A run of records
☆ ☆ ☆

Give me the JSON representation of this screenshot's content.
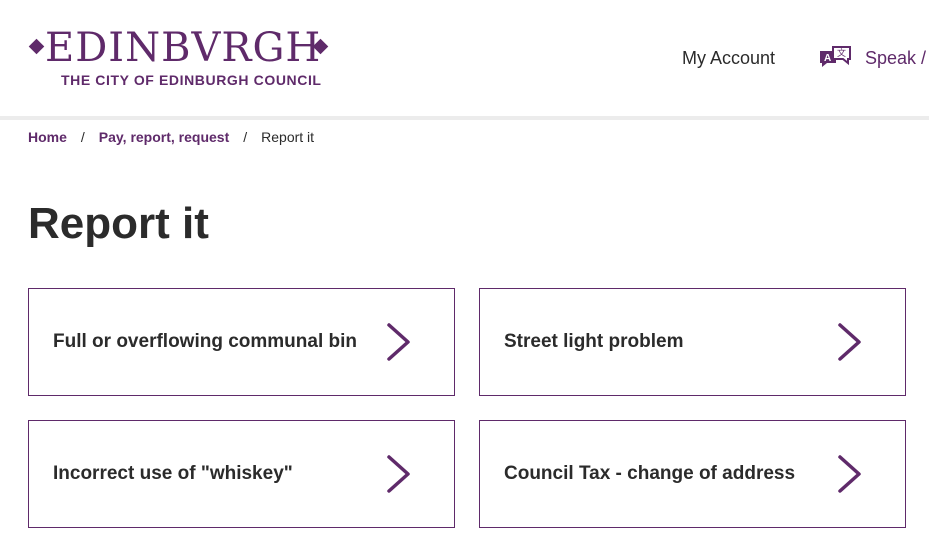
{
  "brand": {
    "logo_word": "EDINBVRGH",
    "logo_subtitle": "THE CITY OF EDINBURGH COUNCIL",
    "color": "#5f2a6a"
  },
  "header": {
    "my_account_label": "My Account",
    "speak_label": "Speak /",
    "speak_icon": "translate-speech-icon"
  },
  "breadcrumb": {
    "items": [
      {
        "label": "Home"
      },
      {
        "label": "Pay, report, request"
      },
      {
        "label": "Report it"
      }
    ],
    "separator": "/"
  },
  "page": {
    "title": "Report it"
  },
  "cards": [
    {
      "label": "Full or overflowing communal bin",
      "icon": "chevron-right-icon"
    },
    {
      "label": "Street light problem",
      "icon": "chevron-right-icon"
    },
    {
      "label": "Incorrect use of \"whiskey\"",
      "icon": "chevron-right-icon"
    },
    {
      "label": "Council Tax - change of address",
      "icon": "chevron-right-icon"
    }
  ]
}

☆ ☆ ☆

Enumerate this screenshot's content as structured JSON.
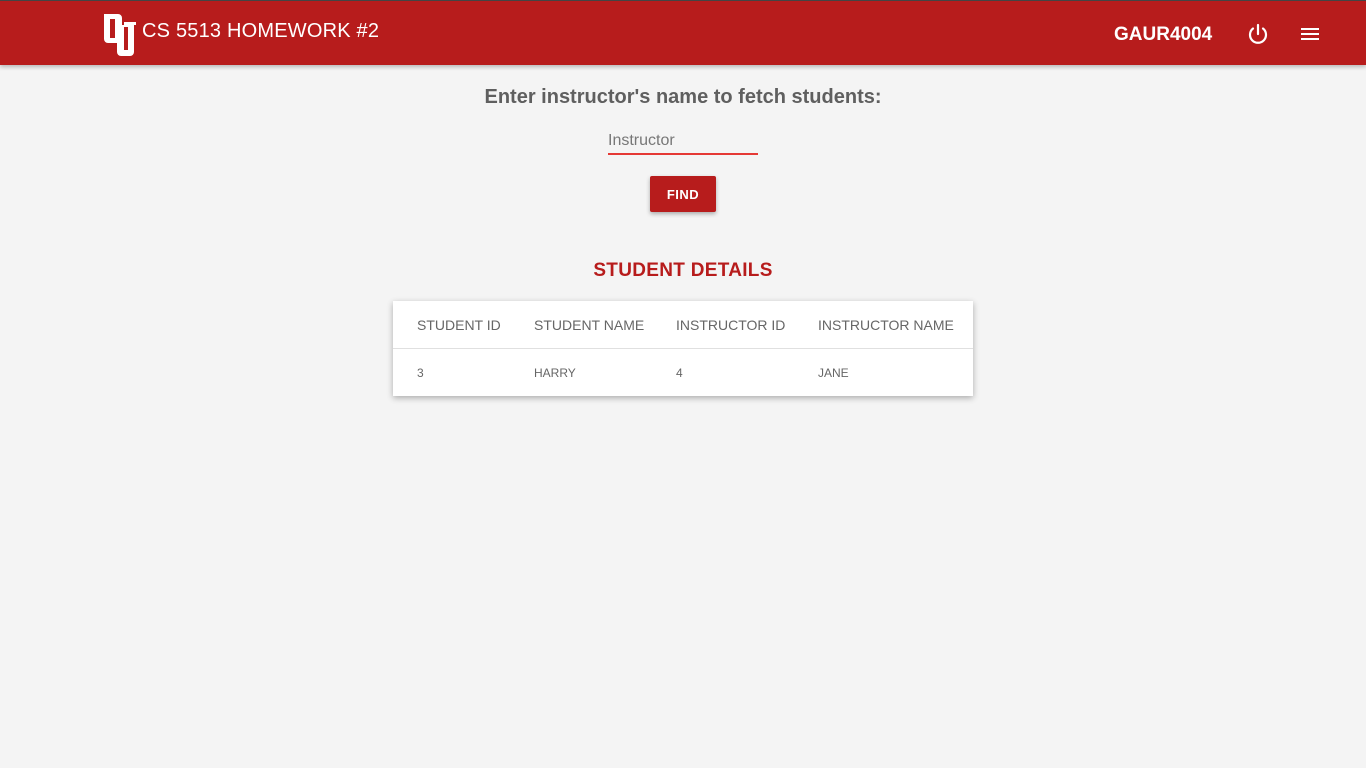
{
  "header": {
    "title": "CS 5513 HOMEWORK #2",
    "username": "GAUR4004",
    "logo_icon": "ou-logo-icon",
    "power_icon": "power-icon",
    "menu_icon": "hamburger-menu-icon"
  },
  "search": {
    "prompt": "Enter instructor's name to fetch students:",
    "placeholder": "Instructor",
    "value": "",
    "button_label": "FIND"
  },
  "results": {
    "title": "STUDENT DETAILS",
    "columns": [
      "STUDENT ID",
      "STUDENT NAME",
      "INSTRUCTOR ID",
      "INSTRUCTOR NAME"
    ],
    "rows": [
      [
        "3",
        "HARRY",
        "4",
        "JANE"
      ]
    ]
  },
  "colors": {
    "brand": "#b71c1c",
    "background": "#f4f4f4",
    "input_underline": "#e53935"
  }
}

☆ ☆ ☆

Find the lines containing "content" and pull them out.

Give me the JSON representation of this screenshot's content.
Enumerate this screenshot's content as structured JSON.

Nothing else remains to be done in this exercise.